#### What is expected:
Review the lines that follow and copy each one that contains the word "таблице".

#### Working data:
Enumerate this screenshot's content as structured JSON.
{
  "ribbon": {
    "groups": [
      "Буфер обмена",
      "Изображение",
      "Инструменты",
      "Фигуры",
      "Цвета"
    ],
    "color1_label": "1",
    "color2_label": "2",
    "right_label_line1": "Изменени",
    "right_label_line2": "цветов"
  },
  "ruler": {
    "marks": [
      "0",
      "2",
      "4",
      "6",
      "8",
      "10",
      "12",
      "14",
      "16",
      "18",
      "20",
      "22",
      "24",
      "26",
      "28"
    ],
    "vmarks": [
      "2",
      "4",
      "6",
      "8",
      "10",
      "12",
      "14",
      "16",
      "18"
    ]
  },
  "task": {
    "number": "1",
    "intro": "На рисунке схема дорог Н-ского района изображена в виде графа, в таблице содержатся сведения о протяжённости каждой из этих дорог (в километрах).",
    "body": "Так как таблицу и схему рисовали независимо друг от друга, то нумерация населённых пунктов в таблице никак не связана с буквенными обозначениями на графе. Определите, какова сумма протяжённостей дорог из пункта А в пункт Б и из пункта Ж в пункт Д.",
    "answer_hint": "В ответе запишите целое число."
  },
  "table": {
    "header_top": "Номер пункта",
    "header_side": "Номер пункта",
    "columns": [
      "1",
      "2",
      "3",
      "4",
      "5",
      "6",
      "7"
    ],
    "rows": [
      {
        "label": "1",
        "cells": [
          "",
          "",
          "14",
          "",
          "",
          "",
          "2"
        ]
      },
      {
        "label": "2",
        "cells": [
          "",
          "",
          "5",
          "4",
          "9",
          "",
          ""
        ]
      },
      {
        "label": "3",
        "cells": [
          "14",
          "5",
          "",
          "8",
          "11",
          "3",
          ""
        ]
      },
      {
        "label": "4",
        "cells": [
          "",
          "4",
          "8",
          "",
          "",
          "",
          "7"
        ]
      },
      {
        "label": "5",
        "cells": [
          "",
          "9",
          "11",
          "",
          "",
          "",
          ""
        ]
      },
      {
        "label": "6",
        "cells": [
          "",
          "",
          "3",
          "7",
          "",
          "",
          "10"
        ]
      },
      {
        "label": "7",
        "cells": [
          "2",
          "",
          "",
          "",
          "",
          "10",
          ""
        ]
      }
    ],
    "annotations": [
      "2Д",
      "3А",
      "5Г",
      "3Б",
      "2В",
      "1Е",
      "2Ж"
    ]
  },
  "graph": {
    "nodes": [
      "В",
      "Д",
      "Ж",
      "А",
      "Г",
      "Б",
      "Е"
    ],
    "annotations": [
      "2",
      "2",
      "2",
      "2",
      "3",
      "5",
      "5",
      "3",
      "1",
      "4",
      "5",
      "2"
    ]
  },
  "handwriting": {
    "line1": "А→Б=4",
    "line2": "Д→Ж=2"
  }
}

#### Written answer:
    "intro": "На рисунке схема дорог Н-ского района изображена в виде графа, в таблице содержатся сведения о протяжённости каждой из этих дорог (в километрах).",
    "body": "Так как таблицу и схему рисовали независимо друг от друга, то нумерация населённых пунктов в таблице никак не связана с буквенными обозначениями на графе. Определите, какова сумма протяжённостей дорог из пункта А в пункт Б и из пункта Ж в пункт Д.",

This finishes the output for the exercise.